### Source passage
Personal information
- Born: May 13, 1943 (age 83)

Chess career
- Country: East Germany Germany
- Title: Woman FIDE Master (1990)
- Peak rating: 2237 (July 2000)

= Eveline Nünchert =

German chess player (born 1943)

Eveline Nünchert (born 13 May 1943), née Kraatz, is a German chess player who holds the title of Woman FIDE Master (WFM, 1990). She is a winner the East Germany Women's Chess Championship (1973).

==Biography==
In the 1960s and 1970s, Eveline Nünchert was one of the leading chess players in the East Germany. She won nine medals in East Germany Women's Chess Championships: gold (1973), three silver (1963, 1970, 1974) and five bronzes (1964, 1971, 1972, 1978, 1981). In 1994, she was third in the German Women's Blitz Championship. She also successfully participated in the German Senior's Chess Championships for women, who won the three times (2007, 2008, 2010), and one time took the third place (2014).

Eveline Nünchert played for East Germany in the Women's Chess Olympiad:
- In 1963, at first reserve board in the 2nd Chess Olympiad (women) in Split (+1, =3, -0) and won the team bronze medal.

In the German Chess Women's Bundesliga Eveline Nünchert represented Potsdam chess club USV Potsdam and in the season 1992/93 she showed the best result at her board with 9½ points in the 11 games. In 1990 Eveline Nünchert awarded the FIDE International Women Master (WFM) title.

### Task prompt
Return the part of the Eveline Nünchert article starting with "Eveline Nünchert played" and going on through "team bronze medal.", copied word for word.

### Data to examine

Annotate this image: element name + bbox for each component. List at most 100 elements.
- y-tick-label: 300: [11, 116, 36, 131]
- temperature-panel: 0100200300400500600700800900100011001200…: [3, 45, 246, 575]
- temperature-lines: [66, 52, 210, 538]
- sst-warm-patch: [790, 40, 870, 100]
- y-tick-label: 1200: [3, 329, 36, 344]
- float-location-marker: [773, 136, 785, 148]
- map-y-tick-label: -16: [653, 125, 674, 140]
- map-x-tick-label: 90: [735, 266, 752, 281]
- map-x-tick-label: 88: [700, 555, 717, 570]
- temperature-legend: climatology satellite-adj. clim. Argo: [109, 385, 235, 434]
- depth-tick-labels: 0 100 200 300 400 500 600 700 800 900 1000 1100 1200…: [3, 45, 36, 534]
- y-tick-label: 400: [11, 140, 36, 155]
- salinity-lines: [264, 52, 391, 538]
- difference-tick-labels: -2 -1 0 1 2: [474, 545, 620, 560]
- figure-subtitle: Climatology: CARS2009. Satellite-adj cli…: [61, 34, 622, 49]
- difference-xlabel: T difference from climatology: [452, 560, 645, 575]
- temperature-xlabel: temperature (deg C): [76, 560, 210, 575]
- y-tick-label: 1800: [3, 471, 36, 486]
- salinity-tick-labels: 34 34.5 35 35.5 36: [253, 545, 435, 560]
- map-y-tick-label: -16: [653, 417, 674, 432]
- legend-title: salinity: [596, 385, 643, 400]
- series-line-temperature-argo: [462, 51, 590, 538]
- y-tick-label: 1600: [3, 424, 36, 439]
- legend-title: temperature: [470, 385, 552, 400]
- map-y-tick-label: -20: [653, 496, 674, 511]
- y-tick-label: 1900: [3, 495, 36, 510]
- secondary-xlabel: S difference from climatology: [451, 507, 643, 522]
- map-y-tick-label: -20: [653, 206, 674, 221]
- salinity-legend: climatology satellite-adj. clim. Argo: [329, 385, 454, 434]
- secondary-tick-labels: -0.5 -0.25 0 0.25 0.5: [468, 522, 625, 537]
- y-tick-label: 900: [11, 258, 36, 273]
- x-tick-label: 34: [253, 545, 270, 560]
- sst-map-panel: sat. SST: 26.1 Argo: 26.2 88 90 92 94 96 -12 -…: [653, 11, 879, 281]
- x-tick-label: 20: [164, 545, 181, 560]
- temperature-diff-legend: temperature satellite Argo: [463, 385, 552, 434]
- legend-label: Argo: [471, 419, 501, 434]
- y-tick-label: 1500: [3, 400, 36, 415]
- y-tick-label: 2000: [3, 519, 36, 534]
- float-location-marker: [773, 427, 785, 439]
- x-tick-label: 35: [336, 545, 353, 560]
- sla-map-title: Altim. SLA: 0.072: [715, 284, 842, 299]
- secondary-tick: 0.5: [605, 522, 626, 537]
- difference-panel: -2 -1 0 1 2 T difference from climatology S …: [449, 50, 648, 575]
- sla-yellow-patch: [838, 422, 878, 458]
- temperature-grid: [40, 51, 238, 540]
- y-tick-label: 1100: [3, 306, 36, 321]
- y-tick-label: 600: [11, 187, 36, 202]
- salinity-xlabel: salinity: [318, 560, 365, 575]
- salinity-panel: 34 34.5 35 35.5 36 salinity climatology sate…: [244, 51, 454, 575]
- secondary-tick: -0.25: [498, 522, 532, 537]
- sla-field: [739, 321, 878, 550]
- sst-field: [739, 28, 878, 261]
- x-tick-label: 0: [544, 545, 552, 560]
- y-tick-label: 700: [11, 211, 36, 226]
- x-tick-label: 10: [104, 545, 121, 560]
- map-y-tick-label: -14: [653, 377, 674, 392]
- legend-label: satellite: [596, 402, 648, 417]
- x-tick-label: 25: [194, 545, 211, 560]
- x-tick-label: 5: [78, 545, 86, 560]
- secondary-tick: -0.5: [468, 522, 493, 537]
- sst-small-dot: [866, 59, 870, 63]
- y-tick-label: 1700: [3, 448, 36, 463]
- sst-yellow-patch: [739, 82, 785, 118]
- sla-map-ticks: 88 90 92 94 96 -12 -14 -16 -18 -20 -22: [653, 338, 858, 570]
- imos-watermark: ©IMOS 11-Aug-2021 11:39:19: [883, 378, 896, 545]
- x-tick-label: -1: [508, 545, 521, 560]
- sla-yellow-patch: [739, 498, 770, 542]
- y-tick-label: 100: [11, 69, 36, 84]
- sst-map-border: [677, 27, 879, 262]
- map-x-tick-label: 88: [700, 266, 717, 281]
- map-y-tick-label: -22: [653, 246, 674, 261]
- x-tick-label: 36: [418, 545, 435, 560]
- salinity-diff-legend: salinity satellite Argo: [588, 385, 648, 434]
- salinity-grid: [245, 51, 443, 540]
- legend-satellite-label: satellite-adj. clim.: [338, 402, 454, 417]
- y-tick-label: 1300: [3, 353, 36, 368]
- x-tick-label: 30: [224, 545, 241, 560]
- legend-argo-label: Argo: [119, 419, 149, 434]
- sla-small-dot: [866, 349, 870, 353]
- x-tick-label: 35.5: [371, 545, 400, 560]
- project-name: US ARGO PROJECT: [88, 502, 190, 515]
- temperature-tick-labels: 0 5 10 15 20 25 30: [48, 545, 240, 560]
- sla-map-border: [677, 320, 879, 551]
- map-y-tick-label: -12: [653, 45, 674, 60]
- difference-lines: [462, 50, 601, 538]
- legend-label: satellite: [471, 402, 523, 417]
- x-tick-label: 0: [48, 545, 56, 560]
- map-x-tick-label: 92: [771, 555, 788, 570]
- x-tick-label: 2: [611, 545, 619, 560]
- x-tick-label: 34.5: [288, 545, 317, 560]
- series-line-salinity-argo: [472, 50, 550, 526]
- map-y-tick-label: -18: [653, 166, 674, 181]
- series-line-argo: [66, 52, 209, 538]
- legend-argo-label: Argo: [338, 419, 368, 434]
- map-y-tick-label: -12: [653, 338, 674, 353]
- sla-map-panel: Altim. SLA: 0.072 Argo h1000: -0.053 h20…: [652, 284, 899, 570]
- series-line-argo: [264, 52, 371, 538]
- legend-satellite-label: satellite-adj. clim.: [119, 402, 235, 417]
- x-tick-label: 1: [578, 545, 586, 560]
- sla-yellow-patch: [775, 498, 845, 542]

### Written solution
Eveline Nünchert played for East Germany in the Women's Chess Olympiad:
- In 1963, at first reserve board in the 2nd Chess Olympiad (women) in Split (+1, =3, -0) and won the team bronze medal.